## Instructions for the task
Read the records and gather each line that includes "TradingView".

Dataset rows:
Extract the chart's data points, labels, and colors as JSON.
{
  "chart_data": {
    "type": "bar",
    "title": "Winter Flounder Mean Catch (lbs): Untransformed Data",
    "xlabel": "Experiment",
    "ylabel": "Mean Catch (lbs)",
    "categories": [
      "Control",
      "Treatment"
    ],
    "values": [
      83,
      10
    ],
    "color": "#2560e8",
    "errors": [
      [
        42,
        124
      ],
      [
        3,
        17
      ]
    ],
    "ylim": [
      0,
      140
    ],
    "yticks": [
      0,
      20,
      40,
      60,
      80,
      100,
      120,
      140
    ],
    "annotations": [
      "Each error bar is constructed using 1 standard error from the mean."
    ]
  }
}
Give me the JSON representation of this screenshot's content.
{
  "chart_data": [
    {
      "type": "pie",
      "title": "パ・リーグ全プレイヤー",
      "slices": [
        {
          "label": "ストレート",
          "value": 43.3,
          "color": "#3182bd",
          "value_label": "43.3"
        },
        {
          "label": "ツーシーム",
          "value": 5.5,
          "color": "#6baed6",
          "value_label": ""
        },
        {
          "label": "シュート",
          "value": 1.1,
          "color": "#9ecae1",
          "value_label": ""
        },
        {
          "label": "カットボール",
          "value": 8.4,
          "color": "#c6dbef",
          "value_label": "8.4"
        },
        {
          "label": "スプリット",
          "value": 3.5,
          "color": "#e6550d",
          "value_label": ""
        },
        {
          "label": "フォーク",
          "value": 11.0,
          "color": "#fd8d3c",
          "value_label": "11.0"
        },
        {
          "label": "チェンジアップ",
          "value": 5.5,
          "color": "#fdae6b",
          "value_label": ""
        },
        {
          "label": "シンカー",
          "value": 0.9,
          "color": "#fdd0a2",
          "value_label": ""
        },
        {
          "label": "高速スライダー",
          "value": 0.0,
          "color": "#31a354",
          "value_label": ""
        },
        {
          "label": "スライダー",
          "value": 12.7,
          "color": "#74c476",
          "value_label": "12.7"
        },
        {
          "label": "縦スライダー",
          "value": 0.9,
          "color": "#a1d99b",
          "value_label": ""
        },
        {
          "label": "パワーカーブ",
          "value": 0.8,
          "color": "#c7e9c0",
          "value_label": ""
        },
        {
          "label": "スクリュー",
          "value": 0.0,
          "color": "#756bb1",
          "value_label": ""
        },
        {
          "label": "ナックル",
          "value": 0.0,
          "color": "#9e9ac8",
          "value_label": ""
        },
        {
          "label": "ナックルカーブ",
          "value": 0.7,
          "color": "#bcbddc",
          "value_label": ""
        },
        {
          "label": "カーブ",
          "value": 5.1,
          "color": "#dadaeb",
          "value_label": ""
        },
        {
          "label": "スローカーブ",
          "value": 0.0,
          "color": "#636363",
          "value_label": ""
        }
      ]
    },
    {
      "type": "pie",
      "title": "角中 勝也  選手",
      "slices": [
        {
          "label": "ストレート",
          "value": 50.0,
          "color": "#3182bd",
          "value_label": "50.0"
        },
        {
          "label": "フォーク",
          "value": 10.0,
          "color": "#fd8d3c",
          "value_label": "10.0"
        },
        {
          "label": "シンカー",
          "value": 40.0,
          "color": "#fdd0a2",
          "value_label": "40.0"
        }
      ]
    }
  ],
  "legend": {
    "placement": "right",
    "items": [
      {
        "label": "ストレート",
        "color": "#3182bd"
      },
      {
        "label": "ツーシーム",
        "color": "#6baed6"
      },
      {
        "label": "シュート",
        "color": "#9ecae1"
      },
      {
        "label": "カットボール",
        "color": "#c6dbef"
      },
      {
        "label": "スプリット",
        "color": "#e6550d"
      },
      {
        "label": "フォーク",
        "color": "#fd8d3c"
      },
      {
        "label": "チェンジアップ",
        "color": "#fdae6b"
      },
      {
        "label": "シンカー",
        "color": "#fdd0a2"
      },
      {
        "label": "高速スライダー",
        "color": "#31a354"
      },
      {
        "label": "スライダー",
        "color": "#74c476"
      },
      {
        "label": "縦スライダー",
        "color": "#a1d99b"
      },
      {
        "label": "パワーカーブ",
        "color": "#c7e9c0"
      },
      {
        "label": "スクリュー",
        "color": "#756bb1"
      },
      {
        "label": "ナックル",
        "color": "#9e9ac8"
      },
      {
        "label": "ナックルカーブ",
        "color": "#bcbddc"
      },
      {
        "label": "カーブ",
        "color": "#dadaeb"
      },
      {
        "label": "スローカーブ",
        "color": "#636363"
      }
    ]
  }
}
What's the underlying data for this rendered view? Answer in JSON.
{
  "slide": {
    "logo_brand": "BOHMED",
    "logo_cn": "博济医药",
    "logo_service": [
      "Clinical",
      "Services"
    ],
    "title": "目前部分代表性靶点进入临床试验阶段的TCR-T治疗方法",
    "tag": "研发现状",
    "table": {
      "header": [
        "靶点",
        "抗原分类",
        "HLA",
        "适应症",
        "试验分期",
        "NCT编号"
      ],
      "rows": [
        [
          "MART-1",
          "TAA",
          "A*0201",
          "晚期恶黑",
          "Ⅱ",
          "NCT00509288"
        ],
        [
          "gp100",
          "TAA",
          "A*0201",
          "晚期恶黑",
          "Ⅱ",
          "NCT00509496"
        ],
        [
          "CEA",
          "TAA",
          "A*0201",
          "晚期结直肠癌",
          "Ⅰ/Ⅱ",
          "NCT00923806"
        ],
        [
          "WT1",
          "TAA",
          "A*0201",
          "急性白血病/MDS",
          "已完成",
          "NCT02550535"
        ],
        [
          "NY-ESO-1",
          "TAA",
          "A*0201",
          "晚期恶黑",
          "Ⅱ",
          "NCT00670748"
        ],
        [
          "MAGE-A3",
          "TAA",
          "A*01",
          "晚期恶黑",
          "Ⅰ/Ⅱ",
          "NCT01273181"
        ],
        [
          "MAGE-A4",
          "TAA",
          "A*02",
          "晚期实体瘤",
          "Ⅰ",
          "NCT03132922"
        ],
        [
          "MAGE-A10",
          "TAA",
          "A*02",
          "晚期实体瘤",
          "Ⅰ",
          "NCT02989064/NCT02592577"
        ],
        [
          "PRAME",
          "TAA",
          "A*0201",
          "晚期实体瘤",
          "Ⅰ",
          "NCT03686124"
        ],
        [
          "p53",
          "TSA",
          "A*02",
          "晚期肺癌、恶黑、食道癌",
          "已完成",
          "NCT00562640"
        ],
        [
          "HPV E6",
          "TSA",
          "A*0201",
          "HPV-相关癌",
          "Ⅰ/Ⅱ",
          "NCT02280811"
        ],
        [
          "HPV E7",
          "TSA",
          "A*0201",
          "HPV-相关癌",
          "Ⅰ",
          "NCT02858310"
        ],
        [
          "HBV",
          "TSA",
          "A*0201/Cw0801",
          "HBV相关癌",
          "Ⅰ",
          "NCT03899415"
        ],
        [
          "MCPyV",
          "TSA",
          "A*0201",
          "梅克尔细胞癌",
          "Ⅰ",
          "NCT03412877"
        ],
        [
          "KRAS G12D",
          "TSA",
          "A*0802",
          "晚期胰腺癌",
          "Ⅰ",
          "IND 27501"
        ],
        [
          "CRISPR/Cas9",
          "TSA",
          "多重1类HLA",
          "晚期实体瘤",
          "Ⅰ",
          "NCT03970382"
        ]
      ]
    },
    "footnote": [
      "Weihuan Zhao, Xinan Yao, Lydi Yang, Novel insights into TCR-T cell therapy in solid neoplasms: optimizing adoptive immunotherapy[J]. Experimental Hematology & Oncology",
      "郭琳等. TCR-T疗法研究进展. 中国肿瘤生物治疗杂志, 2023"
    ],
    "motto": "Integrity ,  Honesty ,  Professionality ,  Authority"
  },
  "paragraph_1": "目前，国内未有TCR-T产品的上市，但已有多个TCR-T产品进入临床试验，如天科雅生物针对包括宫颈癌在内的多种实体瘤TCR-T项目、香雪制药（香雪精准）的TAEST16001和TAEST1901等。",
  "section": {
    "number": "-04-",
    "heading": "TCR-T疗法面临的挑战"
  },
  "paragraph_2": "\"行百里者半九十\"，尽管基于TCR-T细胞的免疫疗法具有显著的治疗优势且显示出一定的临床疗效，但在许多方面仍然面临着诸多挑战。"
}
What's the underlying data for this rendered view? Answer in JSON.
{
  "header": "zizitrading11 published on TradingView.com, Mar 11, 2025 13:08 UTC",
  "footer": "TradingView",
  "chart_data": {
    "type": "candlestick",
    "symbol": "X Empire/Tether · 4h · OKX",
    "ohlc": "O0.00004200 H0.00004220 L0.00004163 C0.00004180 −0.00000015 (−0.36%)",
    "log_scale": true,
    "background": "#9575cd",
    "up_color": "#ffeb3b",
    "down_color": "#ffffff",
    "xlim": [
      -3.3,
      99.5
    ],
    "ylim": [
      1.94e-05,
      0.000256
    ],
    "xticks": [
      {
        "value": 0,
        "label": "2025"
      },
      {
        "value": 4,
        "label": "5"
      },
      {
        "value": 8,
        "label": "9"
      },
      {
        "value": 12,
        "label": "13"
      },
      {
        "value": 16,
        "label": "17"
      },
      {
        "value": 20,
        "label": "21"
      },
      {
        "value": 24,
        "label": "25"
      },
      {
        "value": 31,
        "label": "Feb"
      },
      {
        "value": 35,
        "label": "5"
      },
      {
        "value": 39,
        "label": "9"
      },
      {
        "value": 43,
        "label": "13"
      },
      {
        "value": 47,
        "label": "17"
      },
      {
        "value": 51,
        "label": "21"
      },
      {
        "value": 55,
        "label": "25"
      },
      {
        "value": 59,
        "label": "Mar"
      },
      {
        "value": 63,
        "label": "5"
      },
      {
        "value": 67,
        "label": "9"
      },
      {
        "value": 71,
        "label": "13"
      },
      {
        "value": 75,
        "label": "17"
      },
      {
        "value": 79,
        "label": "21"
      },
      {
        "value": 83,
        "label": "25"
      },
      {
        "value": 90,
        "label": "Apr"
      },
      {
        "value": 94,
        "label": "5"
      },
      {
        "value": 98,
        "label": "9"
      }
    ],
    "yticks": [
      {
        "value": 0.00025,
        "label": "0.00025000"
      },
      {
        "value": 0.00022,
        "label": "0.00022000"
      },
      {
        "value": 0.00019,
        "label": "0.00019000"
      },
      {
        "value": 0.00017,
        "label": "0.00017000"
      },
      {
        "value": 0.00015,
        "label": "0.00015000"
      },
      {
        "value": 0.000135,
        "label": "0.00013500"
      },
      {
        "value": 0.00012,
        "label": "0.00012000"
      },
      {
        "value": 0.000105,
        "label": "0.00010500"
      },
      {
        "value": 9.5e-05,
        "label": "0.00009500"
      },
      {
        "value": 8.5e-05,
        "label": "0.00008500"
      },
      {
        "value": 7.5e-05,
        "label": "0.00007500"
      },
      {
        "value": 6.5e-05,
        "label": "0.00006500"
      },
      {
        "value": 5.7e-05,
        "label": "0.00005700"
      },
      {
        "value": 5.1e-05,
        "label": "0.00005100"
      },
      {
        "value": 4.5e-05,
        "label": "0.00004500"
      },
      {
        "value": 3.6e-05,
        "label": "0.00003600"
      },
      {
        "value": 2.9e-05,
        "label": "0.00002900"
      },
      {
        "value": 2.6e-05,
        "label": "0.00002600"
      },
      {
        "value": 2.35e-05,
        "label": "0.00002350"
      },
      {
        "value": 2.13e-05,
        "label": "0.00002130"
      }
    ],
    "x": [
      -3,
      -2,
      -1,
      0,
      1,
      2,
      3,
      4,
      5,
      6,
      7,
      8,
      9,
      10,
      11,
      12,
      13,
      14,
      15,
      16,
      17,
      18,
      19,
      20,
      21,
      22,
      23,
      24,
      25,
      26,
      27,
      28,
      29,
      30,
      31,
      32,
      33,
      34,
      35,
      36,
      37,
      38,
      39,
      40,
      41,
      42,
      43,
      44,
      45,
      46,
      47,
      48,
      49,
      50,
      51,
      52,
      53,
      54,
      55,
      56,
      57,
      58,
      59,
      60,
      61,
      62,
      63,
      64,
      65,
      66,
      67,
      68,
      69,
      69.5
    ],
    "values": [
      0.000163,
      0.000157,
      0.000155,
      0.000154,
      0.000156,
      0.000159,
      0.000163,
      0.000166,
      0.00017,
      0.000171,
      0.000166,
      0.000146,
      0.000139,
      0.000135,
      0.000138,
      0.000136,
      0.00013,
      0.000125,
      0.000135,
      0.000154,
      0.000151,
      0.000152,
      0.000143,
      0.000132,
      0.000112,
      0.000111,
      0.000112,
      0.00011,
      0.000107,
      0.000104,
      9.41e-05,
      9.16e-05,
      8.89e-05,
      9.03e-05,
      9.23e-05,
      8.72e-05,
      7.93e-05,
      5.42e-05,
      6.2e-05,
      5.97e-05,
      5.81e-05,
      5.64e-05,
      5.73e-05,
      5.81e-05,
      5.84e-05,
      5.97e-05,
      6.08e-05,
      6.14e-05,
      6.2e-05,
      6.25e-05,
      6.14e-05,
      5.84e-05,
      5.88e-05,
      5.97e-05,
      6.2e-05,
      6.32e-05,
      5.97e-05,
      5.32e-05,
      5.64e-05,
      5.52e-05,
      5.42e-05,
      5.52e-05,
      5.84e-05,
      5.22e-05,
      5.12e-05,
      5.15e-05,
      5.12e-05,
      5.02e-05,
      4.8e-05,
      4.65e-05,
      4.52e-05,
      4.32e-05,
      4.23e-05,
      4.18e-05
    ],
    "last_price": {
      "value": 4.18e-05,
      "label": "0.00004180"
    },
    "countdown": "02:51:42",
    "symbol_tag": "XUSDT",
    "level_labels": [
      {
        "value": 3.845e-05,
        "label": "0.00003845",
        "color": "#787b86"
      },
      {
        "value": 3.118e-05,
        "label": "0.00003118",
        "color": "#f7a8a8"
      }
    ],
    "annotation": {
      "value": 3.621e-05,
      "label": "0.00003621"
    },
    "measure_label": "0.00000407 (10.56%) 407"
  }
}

## Worked answer
  "header": "zizitrading11 published on TradingView.com, Mar 11, 2025 13:08 UTC",
  "footer": "TradingView",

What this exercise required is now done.